### Exercise aim
Filter this data down to the lines that hold "cảnh", and copy them.

### Entries provided
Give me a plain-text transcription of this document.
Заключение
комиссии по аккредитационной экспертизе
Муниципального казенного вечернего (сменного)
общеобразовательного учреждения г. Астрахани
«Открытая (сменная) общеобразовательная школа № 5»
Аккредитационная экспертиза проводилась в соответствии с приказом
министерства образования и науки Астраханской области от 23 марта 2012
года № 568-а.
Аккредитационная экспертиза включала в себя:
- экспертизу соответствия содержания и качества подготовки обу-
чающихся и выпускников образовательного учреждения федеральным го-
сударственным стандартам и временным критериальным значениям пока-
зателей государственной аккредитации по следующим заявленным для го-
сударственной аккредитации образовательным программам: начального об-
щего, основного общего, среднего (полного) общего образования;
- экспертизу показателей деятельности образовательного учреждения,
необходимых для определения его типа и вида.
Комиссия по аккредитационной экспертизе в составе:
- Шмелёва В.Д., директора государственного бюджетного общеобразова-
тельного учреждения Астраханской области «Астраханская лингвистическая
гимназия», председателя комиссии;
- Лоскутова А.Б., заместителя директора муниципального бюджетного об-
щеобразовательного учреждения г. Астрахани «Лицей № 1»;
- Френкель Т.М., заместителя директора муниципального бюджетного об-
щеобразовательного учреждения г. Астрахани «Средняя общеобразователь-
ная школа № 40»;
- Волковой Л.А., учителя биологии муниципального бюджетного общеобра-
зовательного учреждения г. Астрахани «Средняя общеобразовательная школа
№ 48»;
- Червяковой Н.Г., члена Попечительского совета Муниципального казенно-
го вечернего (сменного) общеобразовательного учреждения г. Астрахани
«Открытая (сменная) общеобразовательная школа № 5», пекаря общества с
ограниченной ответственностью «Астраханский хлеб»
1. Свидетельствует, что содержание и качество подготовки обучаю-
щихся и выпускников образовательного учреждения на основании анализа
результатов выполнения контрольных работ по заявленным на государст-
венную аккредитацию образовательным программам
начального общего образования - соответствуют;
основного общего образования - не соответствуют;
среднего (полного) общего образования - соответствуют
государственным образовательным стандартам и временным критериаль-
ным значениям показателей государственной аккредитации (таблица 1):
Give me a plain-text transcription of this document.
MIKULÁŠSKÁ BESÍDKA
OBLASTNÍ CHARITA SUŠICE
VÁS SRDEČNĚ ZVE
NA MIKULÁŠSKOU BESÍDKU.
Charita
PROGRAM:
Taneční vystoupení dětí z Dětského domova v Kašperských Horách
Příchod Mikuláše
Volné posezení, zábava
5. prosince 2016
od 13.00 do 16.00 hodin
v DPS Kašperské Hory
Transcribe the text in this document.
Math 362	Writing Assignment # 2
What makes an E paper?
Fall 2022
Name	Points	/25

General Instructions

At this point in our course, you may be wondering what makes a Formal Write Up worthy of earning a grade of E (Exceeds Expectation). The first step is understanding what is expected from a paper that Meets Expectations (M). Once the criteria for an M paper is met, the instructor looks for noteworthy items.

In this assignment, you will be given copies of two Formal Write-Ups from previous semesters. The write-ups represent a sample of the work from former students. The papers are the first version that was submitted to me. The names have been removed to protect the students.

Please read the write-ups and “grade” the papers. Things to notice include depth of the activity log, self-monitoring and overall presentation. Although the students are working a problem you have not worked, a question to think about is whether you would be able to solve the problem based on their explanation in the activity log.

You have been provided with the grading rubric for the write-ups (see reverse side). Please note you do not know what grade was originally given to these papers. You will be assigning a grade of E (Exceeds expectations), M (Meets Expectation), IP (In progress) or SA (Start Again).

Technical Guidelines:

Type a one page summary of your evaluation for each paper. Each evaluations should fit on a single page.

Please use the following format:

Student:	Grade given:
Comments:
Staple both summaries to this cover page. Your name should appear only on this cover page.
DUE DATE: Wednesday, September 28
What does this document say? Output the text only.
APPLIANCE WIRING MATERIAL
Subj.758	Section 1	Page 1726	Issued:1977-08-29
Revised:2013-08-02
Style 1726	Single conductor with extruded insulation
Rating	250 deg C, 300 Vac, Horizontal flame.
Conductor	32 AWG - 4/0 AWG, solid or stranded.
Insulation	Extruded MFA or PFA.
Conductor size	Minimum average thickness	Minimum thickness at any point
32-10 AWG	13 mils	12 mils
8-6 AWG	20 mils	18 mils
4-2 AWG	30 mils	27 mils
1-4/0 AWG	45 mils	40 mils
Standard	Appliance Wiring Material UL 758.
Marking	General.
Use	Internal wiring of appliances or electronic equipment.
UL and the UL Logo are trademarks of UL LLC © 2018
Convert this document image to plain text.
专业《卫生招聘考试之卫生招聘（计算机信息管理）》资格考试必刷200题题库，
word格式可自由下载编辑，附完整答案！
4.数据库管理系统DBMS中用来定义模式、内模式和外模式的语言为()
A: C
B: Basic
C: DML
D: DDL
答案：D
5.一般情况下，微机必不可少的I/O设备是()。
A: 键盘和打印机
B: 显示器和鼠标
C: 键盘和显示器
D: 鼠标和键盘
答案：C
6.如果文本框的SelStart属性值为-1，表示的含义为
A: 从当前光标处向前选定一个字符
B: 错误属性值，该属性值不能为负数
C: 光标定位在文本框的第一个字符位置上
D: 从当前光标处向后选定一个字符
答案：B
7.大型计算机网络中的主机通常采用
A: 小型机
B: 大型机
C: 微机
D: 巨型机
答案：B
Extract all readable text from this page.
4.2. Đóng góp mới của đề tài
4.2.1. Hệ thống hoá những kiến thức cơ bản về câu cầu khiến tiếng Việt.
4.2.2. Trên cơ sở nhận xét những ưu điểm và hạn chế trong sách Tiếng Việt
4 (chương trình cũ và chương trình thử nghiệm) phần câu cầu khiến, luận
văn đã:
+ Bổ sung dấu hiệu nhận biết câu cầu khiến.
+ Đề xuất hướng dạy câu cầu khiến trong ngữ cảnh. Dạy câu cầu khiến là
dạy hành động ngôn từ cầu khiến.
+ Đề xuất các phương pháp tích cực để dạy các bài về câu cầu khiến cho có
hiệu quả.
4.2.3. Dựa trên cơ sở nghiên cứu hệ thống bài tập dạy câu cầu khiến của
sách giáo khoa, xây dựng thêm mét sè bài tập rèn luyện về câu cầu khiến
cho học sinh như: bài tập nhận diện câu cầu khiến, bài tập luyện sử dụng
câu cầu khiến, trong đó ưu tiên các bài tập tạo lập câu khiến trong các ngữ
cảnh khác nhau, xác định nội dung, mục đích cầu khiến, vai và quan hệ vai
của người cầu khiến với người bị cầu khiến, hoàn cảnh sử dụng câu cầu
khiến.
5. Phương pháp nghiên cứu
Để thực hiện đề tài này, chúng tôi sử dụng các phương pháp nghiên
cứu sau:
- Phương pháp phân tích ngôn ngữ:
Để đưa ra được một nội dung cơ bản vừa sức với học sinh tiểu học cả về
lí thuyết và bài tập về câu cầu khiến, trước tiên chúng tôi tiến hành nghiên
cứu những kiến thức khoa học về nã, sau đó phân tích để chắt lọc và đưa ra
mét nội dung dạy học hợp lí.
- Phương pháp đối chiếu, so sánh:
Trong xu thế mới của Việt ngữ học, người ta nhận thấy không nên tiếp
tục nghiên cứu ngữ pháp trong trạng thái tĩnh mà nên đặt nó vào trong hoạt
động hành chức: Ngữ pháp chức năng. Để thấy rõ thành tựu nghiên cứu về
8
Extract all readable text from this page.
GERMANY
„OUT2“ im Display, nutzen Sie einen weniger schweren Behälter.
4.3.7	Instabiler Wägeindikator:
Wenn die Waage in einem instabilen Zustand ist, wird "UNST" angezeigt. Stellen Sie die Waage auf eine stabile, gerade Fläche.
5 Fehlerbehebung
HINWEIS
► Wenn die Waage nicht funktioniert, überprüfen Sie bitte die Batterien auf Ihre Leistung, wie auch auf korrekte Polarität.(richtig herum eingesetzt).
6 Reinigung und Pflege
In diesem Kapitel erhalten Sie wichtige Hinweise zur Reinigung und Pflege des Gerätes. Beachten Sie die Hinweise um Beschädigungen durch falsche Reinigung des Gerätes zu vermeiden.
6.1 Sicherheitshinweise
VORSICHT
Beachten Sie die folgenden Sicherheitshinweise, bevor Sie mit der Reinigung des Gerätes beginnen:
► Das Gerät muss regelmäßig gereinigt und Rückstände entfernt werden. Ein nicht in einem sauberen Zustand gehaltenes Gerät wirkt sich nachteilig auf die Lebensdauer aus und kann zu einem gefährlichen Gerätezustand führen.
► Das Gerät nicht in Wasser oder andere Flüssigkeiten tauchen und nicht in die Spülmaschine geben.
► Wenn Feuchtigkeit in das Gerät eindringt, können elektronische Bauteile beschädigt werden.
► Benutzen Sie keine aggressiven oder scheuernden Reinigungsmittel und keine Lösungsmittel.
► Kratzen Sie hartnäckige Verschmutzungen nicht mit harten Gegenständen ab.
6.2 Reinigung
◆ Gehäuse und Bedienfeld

### Answer in full
+ Đề xuất hướng dạy câu cầu khiến trong ngữ cảnh. Dạy câu cầu khiến là
cảnh khác nhau, xác định nội dung, mục đích cầu khiến, vai và quan hệ vai
của người cầu khiến với người bị cầu khiến, hoàn cảnh sử dụng câu cầu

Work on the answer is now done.